> **RECORDS FOR THE TASK**
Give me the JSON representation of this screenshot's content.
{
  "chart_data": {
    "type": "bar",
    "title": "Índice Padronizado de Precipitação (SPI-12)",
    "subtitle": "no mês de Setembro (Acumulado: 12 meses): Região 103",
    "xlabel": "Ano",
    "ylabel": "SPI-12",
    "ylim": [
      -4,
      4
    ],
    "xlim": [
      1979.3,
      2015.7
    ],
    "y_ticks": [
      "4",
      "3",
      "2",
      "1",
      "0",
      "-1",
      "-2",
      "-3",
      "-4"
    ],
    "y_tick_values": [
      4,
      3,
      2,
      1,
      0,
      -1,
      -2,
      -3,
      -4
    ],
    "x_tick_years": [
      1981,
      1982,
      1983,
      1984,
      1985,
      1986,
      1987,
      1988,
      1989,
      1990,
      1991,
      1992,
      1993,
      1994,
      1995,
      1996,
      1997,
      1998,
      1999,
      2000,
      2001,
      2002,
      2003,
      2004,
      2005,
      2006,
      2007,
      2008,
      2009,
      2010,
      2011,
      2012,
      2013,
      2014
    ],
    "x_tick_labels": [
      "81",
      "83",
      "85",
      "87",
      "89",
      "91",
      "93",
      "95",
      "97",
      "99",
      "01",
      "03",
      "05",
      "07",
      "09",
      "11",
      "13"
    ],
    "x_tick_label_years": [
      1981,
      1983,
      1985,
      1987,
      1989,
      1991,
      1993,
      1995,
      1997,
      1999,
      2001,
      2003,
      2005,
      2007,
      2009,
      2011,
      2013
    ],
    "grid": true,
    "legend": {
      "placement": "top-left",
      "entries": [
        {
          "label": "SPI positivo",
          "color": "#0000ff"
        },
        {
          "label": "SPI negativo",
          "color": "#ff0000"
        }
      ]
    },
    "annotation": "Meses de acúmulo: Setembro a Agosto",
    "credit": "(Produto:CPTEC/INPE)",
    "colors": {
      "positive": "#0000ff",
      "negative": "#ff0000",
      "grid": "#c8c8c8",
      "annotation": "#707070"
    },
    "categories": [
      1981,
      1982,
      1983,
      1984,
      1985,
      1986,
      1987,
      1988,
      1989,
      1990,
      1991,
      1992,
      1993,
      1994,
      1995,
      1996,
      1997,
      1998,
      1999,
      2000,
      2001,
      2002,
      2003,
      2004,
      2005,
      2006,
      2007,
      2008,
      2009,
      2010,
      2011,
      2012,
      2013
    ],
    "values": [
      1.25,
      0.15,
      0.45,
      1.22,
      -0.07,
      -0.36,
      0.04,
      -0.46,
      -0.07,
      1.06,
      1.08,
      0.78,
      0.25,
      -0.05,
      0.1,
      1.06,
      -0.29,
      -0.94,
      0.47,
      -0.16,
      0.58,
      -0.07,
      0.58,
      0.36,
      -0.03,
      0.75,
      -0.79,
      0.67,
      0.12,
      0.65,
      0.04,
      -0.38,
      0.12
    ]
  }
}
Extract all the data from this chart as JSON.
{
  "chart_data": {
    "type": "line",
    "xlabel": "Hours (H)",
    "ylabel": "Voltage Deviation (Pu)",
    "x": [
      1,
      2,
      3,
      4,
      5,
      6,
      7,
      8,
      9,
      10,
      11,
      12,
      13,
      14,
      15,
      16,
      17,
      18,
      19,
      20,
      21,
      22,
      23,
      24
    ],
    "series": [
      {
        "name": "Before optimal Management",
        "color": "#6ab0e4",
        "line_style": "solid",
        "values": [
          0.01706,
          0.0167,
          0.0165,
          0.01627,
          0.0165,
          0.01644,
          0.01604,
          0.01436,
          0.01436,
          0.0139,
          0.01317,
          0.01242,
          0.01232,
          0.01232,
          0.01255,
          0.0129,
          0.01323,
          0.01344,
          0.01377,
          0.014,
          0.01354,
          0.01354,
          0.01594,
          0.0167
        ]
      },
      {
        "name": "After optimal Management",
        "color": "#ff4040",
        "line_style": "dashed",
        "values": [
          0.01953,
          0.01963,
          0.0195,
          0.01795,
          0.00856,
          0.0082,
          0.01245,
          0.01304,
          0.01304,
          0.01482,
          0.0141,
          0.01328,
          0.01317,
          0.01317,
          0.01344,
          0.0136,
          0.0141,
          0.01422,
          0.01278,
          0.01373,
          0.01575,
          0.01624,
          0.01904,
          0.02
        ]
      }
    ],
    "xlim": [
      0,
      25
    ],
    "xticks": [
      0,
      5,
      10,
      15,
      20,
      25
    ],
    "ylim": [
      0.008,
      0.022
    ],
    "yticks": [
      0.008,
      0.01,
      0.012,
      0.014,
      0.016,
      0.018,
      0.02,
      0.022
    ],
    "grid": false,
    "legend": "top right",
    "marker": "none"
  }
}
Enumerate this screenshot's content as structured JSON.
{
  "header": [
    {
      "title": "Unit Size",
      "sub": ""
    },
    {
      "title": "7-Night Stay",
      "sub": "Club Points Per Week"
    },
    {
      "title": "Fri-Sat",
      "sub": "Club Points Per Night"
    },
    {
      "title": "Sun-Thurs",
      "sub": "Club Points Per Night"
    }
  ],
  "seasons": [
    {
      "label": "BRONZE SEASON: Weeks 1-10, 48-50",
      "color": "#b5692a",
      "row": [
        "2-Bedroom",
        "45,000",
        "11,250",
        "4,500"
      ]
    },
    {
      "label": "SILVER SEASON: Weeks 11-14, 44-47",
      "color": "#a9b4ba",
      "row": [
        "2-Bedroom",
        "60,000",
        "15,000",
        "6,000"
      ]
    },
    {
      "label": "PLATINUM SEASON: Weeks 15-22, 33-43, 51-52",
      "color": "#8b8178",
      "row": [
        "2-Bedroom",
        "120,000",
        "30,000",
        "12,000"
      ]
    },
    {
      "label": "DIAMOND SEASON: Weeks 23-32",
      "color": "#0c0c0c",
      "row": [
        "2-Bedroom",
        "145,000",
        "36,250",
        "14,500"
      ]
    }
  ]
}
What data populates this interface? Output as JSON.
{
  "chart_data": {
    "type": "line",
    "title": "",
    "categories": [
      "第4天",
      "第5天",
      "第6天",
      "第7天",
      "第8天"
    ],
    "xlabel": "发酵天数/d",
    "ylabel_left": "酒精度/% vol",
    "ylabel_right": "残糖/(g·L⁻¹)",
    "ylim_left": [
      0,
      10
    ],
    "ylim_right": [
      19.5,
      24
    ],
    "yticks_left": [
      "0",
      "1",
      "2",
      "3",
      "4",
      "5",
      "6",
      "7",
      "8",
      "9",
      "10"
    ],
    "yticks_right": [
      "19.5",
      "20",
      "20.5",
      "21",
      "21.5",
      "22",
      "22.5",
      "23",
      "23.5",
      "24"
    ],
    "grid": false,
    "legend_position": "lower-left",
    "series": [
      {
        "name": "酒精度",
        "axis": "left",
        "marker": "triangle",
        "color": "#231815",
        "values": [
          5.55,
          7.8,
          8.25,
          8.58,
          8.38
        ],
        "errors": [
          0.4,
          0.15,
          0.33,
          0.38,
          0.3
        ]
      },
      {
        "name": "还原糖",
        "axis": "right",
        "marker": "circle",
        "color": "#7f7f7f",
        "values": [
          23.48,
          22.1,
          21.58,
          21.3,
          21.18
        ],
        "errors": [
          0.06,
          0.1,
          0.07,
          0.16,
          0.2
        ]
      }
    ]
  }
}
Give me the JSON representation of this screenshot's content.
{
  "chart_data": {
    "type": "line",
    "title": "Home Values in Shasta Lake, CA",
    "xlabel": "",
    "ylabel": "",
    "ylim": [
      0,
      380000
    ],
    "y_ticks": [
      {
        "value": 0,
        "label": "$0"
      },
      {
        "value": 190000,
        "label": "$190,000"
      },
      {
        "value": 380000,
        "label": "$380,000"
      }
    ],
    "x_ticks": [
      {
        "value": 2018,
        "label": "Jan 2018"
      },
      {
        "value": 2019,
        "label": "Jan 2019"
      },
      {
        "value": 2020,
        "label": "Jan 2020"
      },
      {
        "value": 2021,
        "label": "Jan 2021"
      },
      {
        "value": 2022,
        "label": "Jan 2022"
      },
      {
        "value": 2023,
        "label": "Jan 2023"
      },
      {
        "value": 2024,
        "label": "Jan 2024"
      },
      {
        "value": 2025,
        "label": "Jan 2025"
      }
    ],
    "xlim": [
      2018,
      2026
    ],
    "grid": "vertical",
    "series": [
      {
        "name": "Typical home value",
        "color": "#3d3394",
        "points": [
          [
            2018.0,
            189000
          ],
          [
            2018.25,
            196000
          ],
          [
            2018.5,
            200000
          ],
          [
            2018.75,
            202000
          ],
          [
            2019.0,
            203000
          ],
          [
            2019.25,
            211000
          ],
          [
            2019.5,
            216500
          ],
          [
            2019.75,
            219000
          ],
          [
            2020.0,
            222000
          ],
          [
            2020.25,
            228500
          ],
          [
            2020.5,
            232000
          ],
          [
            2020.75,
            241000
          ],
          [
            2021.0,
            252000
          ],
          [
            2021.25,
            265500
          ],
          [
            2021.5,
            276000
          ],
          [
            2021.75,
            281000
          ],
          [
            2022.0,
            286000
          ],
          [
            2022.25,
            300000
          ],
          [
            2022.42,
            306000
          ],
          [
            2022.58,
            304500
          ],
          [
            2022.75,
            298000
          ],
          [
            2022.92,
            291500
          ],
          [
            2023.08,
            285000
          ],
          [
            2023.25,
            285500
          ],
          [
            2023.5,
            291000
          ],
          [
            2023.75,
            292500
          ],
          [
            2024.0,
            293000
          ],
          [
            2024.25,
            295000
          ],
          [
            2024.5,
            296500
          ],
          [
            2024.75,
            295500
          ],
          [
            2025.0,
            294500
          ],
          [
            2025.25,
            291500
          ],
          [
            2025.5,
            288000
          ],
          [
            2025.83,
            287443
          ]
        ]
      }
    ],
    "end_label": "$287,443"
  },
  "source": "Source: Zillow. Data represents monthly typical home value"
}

> **EXERCISE PROMPT**
List every line from the entries above in which "Setembro" appears.

> **SOLUTION TO THIS EXERCISE**
    "subtitle": "no mês de Setembro (Acumulado: 12 meses): Região 103",
    "annotation": "Meses de acúmulo: Setembro a Agosto",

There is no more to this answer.